Copy out every line in the entries below that includes "الجهاز".
[start MATERIAL PROVIDED]
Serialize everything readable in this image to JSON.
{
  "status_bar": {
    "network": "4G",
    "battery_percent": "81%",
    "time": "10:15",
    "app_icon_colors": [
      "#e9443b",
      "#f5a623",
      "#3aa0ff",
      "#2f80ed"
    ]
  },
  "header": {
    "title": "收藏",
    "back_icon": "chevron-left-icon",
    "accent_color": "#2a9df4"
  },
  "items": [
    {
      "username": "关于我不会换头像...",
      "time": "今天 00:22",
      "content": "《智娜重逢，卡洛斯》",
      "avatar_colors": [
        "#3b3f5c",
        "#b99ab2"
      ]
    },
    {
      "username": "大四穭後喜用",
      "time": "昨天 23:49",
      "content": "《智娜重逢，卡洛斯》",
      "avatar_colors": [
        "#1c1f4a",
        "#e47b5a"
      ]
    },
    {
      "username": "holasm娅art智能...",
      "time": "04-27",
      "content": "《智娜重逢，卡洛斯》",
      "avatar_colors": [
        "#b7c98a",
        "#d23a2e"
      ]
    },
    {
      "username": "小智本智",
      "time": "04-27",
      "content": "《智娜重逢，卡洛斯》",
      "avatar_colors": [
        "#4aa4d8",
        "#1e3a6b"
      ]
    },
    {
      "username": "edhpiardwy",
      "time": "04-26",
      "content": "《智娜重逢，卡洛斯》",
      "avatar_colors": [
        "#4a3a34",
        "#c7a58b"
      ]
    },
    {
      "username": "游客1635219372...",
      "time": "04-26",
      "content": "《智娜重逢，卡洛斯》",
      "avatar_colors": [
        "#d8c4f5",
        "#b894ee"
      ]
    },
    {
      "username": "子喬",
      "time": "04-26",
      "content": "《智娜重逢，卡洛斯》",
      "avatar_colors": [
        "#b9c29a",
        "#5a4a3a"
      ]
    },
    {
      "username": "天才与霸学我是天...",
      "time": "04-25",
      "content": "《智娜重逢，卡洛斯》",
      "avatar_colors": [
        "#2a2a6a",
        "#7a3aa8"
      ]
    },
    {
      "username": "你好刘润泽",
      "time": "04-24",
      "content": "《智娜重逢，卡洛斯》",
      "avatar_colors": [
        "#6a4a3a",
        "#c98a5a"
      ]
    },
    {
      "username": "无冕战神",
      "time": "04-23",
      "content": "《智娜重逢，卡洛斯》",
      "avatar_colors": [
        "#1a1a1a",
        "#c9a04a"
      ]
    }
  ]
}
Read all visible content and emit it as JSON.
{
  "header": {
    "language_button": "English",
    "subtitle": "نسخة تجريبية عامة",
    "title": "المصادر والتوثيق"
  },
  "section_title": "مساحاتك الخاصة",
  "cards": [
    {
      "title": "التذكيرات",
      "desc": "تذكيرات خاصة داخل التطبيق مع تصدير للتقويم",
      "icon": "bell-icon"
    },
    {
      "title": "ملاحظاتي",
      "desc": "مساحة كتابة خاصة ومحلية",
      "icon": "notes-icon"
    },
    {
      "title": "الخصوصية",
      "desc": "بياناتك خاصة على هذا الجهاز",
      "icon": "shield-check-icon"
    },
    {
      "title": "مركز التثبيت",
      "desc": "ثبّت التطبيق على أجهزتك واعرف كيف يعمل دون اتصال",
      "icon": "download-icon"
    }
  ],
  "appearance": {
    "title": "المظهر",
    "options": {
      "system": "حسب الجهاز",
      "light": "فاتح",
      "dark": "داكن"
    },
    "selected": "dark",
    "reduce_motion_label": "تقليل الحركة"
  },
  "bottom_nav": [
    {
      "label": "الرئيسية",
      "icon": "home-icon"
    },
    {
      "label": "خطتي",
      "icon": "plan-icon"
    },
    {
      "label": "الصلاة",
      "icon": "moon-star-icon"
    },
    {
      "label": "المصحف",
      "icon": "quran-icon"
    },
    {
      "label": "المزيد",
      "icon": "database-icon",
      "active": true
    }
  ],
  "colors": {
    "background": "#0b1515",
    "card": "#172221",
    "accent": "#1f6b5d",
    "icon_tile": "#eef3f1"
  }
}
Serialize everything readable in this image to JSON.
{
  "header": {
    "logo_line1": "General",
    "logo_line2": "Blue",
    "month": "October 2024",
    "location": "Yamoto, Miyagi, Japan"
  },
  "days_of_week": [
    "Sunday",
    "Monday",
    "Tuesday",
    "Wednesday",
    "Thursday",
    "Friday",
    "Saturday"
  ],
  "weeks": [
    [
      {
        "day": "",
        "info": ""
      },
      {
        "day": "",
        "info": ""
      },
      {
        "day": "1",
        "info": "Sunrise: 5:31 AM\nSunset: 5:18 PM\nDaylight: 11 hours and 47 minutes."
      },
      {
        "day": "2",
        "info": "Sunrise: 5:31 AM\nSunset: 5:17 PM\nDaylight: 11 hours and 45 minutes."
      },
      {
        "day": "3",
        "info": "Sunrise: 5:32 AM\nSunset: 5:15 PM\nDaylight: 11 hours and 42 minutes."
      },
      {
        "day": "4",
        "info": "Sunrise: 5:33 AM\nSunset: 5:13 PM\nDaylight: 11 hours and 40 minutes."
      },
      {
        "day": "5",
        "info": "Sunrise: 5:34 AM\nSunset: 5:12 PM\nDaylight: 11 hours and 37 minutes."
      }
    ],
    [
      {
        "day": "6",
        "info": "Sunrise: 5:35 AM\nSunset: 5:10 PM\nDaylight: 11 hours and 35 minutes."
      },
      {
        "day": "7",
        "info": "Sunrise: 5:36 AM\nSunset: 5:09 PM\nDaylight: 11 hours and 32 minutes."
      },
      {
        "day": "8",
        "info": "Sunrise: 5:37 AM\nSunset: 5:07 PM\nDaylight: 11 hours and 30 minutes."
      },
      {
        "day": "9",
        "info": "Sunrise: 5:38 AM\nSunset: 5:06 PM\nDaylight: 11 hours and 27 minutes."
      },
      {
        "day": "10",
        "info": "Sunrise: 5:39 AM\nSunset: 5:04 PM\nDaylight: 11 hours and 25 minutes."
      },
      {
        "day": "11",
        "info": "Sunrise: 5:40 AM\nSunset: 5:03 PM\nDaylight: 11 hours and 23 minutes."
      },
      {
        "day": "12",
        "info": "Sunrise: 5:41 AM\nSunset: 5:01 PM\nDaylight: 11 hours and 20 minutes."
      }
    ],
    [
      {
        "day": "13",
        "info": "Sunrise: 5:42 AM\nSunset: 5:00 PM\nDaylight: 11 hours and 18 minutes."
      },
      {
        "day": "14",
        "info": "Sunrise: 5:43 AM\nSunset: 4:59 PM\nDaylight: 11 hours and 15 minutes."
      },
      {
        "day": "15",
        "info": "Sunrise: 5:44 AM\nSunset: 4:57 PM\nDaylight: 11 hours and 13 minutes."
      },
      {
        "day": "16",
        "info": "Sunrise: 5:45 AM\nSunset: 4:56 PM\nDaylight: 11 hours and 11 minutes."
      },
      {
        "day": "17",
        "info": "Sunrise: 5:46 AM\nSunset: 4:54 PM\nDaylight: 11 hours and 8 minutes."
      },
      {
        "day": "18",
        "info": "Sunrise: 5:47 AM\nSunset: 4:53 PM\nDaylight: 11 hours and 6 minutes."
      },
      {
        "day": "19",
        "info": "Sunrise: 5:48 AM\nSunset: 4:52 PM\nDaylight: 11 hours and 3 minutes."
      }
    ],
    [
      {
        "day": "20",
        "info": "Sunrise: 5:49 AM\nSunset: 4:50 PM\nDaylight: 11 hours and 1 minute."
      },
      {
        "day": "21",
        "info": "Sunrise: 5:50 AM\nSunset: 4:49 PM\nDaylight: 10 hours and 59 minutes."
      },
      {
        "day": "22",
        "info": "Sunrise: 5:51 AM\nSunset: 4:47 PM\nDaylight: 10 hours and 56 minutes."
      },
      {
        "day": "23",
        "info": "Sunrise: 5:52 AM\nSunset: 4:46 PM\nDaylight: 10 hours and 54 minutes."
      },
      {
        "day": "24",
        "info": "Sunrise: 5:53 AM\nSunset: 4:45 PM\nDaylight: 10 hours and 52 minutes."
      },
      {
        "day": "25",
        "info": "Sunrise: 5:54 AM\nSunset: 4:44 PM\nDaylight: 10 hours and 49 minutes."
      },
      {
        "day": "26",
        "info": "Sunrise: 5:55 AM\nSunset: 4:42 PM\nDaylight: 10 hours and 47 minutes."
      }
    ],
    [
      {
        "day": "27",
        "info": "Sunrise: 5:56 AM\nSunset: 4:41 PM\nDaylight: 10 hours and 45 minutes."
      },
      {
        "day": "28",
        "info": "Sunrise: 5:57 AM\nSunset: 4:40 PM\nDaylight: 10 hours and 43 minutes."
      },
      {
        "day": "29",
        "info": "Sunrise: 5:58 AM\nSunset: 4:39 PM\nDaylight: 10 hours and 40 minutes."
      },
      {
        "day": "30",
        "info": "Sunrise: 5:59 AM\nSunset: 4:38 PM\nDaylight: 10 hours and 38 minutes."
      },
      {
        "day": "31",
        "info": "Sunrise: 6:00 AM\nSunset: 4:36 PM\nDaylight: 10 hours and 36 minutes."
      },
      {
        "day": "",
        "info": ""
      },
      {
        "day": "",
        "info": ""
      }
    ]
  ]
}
[end MATERIAL PROVIDED]
[IN RESPONSE]
      "desc": "بياناتك خاصة على هذا الجهاز",
      "system": "حسب الجهاز",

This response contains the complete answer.